# [Work required]
Copy each line with the word "hike" in it.

(Records that describe figures)
-- Begin --
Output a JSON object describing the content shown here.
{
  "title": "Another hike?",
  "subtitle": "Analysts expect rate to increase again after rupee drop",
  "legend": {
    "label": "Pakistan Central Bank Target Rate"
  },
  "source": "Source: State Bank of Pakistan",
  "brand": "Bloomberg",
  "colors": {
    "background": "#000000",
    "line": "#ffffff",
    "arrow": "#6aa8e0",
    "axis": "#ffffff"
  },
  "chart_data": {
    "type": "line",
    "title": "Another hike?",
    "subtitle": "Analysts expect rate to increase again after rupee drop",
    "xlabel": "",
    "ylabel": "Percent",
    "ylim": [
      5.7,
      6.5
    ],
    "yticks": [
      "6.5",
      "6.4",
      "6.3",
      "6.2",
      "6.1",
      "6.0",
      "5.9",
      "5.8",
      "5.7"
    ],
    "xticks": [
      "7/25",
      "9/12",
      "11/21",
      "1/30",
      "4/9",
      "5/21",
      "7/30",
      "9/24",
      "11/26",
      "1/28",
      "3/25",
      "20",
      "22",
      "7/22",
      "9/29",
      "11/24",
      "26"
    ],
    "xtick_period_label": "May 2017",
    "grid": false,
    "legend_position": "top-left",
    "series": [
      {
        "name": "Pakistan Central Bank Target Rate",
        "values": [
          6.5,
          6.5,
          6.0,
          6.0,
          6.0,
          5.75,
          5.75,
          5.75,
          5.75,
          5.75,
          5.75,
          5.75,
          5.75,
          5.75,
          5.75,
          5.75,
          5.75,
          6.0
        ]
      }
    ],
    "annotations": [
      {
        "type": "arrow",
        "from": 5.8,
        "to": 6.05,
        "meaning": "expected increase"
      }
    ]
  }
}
-- End --
-- Begin --
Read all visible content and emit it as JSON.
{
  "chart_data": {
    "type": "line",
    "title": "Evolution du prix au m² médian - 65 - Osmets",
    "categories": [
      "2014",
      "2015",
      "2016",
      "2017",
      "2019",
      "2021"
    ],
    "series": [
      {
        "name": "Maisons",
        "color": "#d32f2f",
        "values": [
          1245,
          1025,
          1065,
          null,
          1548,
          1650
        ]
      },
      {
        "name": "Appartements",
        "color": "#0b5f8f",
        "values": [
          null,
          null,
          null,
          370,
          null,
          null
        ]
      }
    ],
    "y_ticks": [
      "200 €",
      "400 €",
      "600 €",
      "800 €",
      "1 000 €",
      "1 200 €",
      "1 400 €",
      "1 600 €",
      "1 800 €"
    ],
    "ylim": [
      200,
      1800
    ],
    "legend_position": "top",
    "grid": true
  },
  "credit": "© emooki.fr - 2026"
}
-- End --
# [Solution]
  "title": "Another hike?",
    "title": "Another hike?",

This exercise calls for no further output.